** What you will do **
Show every line in the entries below where the word "many" appears.

--- begin ---

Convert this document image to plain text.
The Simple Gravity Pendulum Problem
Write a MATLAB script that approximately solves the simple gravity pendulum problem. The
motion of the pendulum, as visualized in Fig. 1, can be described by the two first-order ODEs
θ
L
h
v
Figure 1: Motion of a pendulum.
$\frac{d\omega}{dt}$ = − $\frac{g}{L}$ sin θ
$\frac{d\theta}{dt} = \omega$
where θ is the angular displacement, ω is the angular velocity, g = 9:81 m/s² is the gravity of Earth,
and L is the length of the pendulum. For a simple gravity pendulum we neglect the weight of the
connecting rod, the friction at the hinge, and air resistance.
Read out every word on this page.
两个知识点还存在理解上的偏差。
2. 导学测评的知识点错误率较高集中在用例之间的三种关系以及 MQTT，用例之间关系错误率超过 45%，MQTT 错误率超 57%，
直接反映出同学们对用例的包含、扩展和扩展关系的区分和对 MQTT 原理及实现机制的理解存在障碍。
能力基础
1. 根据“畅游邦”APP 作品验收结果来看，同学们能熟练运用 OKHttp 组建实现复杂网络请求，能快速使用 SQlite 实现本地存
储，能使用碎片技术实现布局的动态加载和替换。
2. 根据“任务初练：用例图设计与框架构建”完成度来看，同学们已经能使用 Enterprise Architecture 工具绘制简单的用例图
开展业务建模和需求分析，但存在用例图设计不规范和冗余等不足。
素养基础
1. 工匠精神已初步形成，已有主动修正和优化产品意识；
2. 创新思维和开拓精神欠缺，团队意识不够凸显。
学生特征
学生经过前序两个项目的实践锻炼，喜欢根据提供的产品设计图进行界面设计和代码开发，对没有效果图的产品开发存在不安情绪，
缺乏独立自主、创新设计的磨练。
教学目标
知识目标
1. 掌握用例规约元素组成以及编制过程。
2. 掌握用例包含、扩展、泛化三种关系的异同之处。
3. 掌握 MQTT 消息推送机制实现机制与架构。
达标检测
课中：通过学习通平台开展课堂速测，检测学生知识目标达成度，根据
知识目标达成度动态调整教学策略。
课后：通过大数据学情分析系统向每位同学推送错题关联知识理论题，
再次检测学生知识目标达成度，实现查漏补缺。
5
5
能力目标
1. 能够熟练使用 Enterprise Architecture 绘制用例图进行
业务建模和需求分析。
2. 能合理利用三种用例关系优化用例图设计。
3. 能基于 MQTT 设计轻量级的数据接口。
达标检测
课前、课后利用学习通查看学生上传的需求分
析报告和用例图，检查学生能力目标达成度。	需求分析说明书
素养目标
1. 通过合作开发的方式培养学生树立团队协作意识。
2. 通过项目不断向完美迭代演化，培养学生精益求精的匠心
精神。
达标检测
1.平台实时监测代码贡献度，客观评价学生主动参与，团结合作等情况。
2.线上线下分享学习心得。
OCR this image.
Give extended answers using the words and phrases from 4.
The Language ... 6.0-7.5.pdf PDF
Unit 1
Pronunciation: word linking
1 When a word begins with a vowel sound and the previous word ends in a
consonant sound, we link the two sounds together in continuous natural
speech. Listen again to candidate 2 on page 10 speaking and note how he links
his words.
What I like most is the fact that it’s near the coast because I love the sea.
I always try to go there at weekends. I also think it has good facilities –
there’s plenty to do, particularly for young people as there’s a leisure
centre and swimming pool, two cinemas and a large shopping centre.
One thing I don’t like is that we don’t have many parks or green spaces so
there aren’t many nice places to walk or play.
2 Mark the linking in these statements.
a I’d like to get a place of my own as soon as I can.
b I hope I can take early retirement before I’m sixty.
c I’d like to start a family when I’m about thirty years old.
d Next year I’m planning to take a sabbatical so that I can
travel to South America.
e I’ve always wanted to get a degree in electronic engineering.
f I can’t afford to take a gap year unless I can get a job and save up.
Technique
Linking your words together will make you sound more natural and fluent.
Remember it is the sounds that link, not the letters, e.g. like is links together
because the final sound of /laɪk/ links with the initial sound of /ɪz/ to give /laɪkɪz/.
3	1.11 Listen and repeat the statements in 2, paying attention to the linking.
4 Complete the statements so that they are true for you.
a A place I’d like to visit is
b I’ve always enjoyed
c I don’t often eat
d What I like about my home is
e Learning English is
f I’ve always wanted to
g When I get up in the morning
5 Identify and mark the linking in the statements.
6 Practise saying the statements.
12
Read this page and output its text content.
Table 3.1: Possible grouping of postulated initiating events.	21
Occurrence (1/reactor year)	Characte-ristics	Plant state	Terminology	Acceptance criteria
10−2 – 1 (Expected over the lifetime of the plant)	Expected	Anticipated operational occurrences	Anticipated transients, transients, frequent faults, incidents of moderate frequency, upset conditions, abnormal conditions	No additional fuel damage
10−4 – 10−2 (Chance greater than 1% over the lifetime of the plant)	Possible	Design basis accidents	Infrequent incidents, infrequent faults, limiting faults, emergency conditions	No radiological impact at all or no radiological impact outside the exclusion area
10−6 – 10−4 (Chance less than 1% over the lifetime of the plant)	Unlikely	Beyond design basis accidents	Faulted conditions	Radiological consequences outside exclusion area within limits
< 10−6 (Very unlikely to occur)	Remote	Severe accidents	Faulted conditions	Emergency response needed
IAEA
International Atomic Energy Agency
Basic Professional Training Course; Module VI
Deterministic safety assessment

--- end ---

** Response to this task **
One thing I don’t like is that we don’t have many parks or green spaces so
there aren’t many nice places to walk or play.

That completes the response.